**OBJECTIVE:** Give back the full listing, character for character, with no pictures.

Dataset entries
=-=-=

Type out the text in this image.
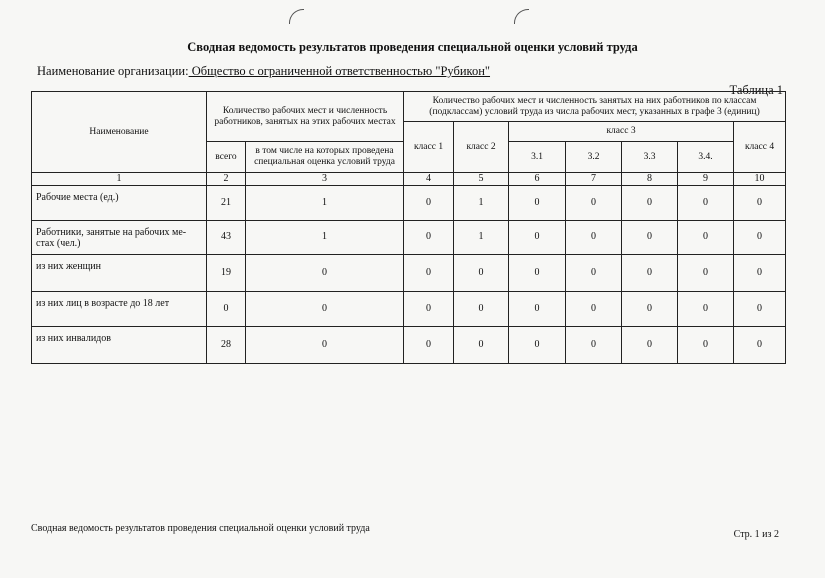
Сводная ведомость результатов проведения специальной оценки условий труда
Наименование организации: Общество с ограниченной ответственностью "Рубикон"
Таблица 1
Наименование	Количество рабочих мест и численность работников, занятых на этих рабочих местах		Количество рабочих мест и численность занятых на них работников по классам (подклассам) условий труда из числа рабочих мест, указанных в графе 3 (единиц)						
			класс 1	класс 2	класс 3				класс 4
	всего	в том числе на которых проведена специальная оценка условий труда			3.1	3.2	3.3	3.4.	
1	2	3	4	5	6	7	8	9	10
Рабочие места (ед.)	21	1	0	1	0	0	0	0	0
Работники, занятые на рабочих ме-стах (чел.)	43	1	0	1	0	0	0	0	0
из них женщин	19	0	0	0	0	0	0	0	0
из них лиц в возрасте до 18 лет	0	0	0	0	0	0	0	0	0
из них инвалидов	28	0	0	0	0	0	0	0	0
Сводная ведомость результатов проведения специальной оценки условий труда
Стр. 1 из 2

=-=-=

**THE SOLUTION:**
Type out the text in this image.
Сводная ведомость результатов проведения специальной оценки условий труда
Наименование организации: Общество с ограниченной ответственностью "Рубикон"
Таблица 1
Наименование	Количество рабочих мест и численность работников, занятых на этих рабочих местах		Количество рабочих мест и численность занятых на них работников по классам (подклассам) условий труда из числа рабочих мест, указанных в графе 3 (единиц)						
			класс 1	класс 2	класс 3				класс 4
	всего	в том числе на которых проведена специальная оценка условий труда			3.1	3.2	3.3	3.4.	
1	2	3	4	5	6	7	8	9	10
Рабочие места (ед.)	21	1	0	1	0	0	0	0	0
Работники, занятые на рабочих ме-стах (чел.)	43	1	0	1	0	0	0	0	0
из них женщин	19	0	0	0	0	0	0	0	0
из них лиц в возрасте до 18 лет	0	0	0	0	0	0	0	0	0
из них инвалидов	28	0	0	0	0	0	0	0	0
Сводная ведомость результатов проведения специальной оценки условий труда
Стр. 1 из 2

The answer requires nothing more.